» WHAT YOU HAVE TO DO
Could you find each line of the data below that contains the word "internal" and copy those lines?

Page content transcription data
----
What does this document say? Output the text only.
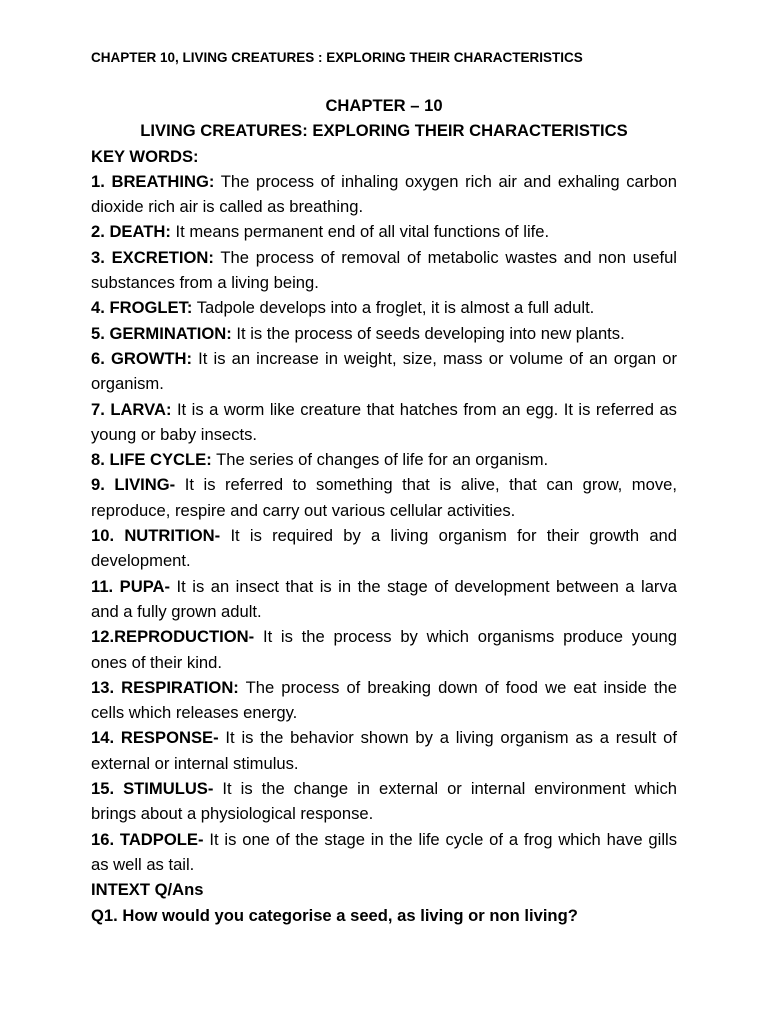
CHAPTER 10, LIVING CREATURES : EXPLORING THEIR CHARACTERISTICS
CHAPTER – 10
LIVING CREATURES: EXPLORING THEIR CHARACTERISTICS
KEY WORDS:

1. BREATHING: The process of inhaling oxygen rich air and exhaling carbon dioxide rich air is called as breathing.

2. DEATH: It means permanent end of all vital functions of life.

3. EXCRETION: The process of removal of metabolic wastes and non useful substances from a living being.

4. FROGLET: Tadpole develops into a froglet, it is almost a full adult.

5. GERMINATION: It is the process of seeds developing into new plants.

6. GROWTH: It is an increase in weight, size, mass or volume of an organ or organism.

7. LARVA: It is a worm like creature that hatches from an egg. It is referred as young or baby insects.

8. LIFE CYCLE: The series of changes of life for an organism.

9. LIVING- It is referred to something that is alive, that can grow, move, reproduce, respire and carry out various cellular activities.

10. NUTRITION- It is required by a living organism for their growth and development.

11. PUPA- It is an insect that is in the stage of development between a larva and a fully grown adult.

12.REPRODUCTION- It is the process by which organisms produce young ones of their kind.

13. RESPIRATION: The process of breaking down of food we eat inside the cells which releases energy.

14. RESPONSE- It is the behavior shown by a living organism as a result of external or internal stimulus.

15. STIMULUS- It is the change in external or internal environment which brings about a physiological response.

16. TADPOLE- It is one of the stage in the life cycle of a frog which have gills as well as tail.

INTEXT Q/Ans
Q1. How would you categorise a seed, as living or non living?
----
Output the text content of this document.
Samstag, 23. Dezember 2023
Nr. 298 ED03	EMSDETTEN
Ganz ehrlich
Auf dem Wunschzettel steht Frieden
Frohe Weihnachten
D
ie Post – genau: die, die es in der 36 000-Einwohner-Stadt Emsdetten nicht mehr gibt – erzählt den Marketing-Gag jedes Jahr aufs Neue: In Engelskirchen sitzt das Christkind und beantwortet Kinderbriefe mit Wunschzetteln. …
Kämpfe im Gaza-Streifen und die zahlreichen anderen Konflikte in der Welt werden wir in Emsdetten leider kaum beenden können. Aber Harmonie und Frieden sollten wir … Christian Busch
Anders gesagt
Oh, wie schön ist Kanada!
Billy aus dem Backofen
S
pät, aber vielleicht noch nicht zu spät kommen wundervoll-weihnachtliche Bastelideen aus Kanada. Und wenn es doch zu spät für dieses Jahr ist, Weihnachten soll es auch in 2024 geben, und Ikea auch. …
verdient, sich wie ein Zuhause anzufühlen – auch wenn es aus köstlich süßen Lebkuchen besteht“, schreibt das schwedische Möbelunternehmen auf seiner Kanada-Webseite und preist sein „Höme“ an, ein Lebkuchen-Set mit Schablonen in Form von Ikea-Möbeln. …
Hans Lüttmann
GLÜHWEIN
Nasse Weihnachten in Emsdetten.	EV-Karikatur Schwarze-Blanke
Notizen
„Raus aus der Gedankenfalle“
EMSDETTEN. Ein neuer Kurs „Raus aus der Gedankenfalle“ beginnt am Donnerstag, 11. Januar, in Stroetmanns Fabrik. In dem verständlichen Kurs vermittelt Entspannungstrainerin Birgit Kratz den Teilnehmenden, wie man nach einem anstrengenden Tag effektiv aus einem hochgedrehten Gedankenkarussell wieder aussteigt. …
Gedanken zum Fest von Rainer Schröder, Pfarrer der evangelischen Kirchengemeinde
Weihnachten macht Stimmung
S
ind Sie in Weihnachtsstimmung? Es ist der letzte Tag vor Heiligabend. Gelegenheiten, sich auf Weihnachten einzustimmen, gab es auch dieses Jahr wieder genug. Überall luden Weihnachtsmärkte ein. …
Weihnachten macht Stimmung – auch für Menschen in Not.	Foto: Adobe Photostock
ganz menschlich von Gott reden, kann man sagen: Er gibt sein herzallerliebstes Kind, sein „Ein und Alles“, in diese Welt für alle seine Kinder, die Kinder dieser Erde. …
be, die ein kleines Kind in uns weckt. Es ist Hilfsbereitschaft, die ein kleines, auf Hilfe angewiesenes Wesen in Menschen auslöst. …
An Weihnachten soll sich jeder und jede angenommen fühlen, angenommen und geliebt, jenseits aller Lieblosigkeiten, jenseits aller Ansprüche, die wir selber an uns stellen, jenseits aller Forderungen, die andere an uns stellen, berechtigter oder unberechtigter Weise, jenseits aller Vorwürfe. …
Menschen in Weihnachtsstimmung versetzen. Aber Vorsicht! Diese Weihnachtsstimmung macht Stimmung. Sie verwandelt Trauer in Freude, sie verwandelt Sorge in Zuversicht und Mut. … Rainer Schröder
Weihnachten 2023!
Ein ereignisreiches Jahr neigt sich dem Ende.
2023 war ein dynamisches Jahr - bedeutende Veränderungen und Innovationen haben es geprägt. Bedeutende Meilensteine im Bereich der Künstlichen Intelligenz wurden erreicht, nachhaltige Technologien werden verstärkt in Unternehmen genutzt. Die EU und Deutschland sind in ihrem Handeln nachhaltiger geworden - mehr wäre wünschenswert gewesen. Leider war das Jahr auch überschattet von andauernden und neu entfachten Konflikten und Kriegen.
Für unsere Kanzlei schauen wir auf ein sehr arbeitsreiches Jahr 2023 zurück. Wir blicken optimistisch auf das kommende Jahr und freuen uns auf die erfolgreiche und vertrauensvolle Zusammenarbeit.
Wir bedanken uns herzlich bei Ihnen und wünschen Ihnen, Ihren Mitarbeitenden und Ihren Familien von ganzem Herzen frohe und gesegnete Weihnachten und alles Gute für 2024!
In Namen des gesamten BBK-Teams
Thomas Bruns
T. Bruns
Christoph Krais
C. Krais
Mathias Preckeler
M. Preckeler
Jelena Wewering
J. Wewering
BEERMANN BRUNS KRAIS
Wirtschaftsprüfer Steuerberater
----
» COMPLETED TASK
14. RESPONSE- It is the behavior shown by a living organism as a result of external or internal stimulus.
15. STIMULUS- It is the change in external or internal environment which brings about a physiological response.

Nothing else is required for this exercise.